» Exercise aim
Among the lines below, list those containing the string "this".

Records from a collection of figures:
============

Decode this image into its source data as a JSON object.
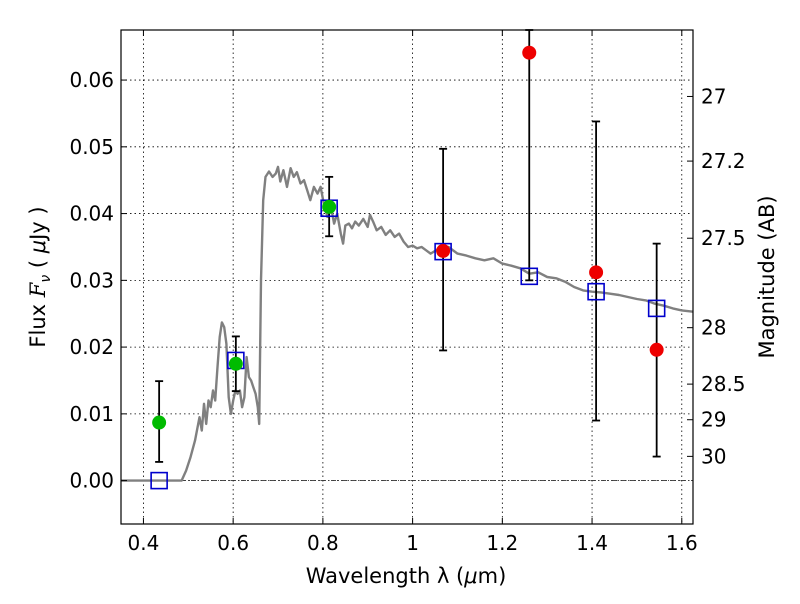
{
  "chart_data": {
    "type": "scatter",
    "title": "",
    "xlabel_text": "Wavelength  λ (",
    "xlabel_mu": "μ",
    "xlabel_unit": "m)",
    "ylabel_prefix": "Flux  ",
    "ylabel_F": "F",
    "ylabel_nu": "ν",
    "ylabel_mid": "  (  ",
    "ylabel_mu": "μ",
    "ylabel_suffix": "Jy  )",
    "y2label": "Magnitude (AB)",
    "xlim": [
      0.35,
      1.625
    ],
    "ylim": [
      -0.0065,
      0.0675
    ],
    "grid": true,
    "x_ticks": [
      {
        "value": 0.4,
        "label": "0.4"
      },
      {
        "value": 0.6,
        "label": "0.6"
      },
      {
        "value": 0.8,
        "label": "0.8"
      },
      {
        "value": 1.0,
        "label": "1"
      },
      {
        "value": 1.2,
        "label": "1.2"
      },
      {
        "value": 1.4,
        "label": "1.4"
      },
      {
        "value": 1.6,
        "label": "1.6"
      }
    ],
    "y_ticks": [
      {
        "value": 0.0,
        "label": "0.00"
      },
      {
        "value": 0.01,
        "label": "0.01"
      },
      {
        "value": 0.02,
        "label": "0.02"
      },
      {
        "value": 0.03,
        "label": "0.03"
      },
      {
        "value": 0.04,
        "label": "0.04"
      },
      {
        "value": 0.05,
        "label": "0.05"
      },
      {
        "value": 0.06,
        "label": "0.06"
      }
    ],
    "mag_ticks": [
      {
        "mag": 27,
        "label": "27"
      },
      {
        "mag": 27.2,
        "label": "27.2"
      },
      {
        "mag": 27.5,
        "label": "27.5"
      },
      {
        "mag": 28,
        "label": "28"
      },
      {
        "mag": 28.5,
        "label": "28.5"
      },
      {
        "mag": 29,
        "label": "29"
      },
      {
        "mag": 30,
        "label": "30"
      }
    ],
    "model_sed": {
      "color": "#808080",
      "points": [
        [
          0.35,
          0.0
        ],
        [
          0.485,
          0.0
        ],
        [
          0.495,
          0.0015
        ],
        [
          0.505,
          0.0035
        ],
        [
          0.515,
          0.006
        ],
        [
          0.525,
          0.0095
        ],
        [
          0.53,
          0.0075
        ],
        [
          0.535,
          0.0115
        ],
        [
          0.54,
          0.0085
        ],
        [
          0.545,
          0.012
        ],
        [
          0.55,
          0.011
        ],
        [
          0.555,
          0.0135
        ],
        [
          0.56,
          0.012
        ],
        [
          0.565,
          0.017
        ],
        [
          0.57,
          0.0215
        ],
        [
          0.575,
          0.0237
        ],
        [
          0.58,
          0.023
        ],
        [
          0.585,
          0.0205
        ],
        [
          0.59,
          0.0125
        ],
        [
          0.595,
          0.01
        ],
        [
          0.6,
          0.012
        ],
        [
          0.605,
          0.0135
        ],
        [
          0.61,
          0.013
        ],
        [
          0.615,
          0.0135
        ],
        [
          0.62,
          0.011
        ],
        [
          0.625,
          0.0125
        ],
        [
          0.63,
          0.0185
        ],
        [
          0.635,
          0.0155
        ],
        [
          0.64,
          0.015
        ],
        [
          0.645,
          0.014
        ],
        [
          0.65,
          0.013
        ],
        [
          0.655,
          0.011
        ],
        [
          0.658,
          0.0085
        ],
        [
          0.662,
          0.03
        ],
        [
          0.667,
          0.042
        ],
        [
          0.672,
          0.0455
        ],
        [
          0.68,
          0.0463
        ],
        [
          0.688,
          0.0455
        ],
        [
          0.695,
          0.046
        ],
        [
          0.7,
          0.047
        ],
        [
          0.705,
          0.0448
        ],
        [
          0.712,
          0.0465
        ],
        [
          0.72,
          0.044
        ],
        [
          0.728,
          0.0468
        ],
        [
          0.735,
          0.0455
        ],
        [
          0.742,
          0.0462
        ],
        [
          0.75,
          0.0445
        ],
        [
          0.758,
          0.045
        ],
        [
          0.765,
          0.0435
        ],
        [
          0.772,
          0.042
        ],
        [
          0.78,
          0.044
        ],
        [
          0.788,
          0.043
        ],
        [
          0.795,
          0.044
        ],
        [
          0.802,
          0.0415
        ],
        [
          0.81,
          0.0395
        ],
        [
          0.818,
          0.041
        ],
        [
          0.825,
          0.0385
        ],
        [
          0.832,
          0.04
        ],
        [
          0.84,
          0.037
        ],
        [
          0.845,
          0.0355
        ],
        [
          0.85,
          0.0382
        ],
        [
          0.858,
          0.0385
        ],
        [
          0.865,
          0.0378
        ],
        [
          0.872,
          0.0388
        ],
        [
          0.88,
          0.0382
        ],
        [
          0.89,
          0.0392
        ],
        [
          0.9,
          0.038
        ],
        [
          0.905,
          0.0398
        ],
        [
          0.912,
          0.0388
        ],
        [
          0.92,
          0.0375
        ],
        [
          0.93,
          0.038
        ],
        [
          0.94,
          0.0368
        ],
        [
          0.95,
          0.0375
        ],
        [
          0.96,
          0.0365
        ],
        [
          0.97,
          0.037
        ],
        [
          0.98,
          0.0358
        ],
        [
          0.99,
          0.035
        ],
        [
          1.0,
          0.0352
        ],
        [
          1.01,
          0.0348
        ],
        [
          1.02,
          0.035
        ],
        [
          1.03,
          0.0345
        ],
        [
          1.04,
          0.034
        ],
        [
          1.06,
          0.0348
        ],
        [
          1.08,
          0.035
        ],
        [
          1.1,
          0.034
        ],
        [
          1.12,
          0.0337
        ],
        [
          1.14,
          0.0333
        ],
        [
          1.16,
          0.033
        ],
        [
          1.18,
          0.0333
        ],
        [
          1.2,
          0.0325
        ],
        [
          1.22,
          0.0322
        ],
        [
          1.24,
          0.0318
        ],
        [
          1.26,
          0.031
        ],
        [
          1.28,
          0.0312
        ],
        [
          1.3,
          0.0305
        ],
        [
          1.32,
          0.0303
        ],
        [
          1.34,
          0.0298
        ],
        [
          1.36,
          0.029
        ],
        [
          1.38,
          0.0285
        ],
        [
          1.4,
          0.0283
        ],
        [
          1.42,
          0.0282
        ],
        [
          1.44,
          0.028
        ],
        [
          1.46,
          0.0278
        ],
        [
          1.48,
          0.0275
        ],
        [
          1.5,
          0.0272
        ],
        [
          1.52,
          0.027
        ],
        [
          1.54,
          0.0265
        ],
        [
          1.56,
          0.0262
        ],
        [
          1.58,
          0.0258
        ],
        [
          1.6,
          0.0255
        ],
        [
          1.625,
          0.0253
        ]
      ]
    },
    "model_bands": {
      "color": "#0000cc",
      "points": [
        {
          "x": 0.435,
          "y": 0.0
        },
        {
          "x": 0.606,
          "y": 0.018
        },
        {
          "x": 0.814,
          "y": 0.0408
        },
        {
          "x": 1.068,
          "y": 0.0343
        },
        {
          "x": 1.26,
          "y": 0.0306
        },
        {
          "x": 1.409,
          "y": 0.0283
        },
        {
          "x": 1.544,
          "y": 0.0258
        }
      ]
    },
    "observed": [
      {
        "x": 0.435,
        "y": 0.0087,
        "ylo": 0.0028,
        "yhi": 0.0149,
        "color": "#00bb00"
      },
      {
        "x": 0.606,
        "y": 0.0175,
        "ylo": 0.0134,
        "yhi": 0.0216,
        "color": "#00bb00"
      },
      {
        "x": 0.814,
        "y": 0.041,
        "ylo": 0.0366,
        "yhi": 0.0455,
        "color": "#00bb00"
      },
      {
        "x": 1.068,
        "y": 0.0344,
        "ylo": 0.0195,
        "yhi": 0.0497,
        "color": "#ee0000"
      },
      {
        "x": 1.26,
        "y": 0.0641,
        "ylo": 0.03,
        "yhi": 0.0675,
        "color": "#ee0000"
      },
      {
        "x": 1.409,
        "y": 0.0312,
        "ylo": 0.009,
        "yhi": 0.0538,
        "color": "#ee0000"
      },
      {
        "x": 1.544,
        "y": 0.0196,
        "ylo": 0.0036,
        "yhi": 0.0355,
        "color": "#ee0000"
      }
    ]
  }
}
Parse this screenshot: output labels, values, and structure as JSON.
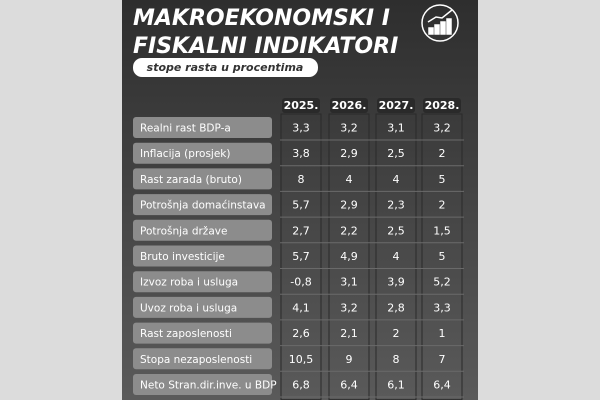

============

» Exercise answer
Decode this image into its source data as a JSON object.
Parse this screenshot: output labels, values, and structure as JSON.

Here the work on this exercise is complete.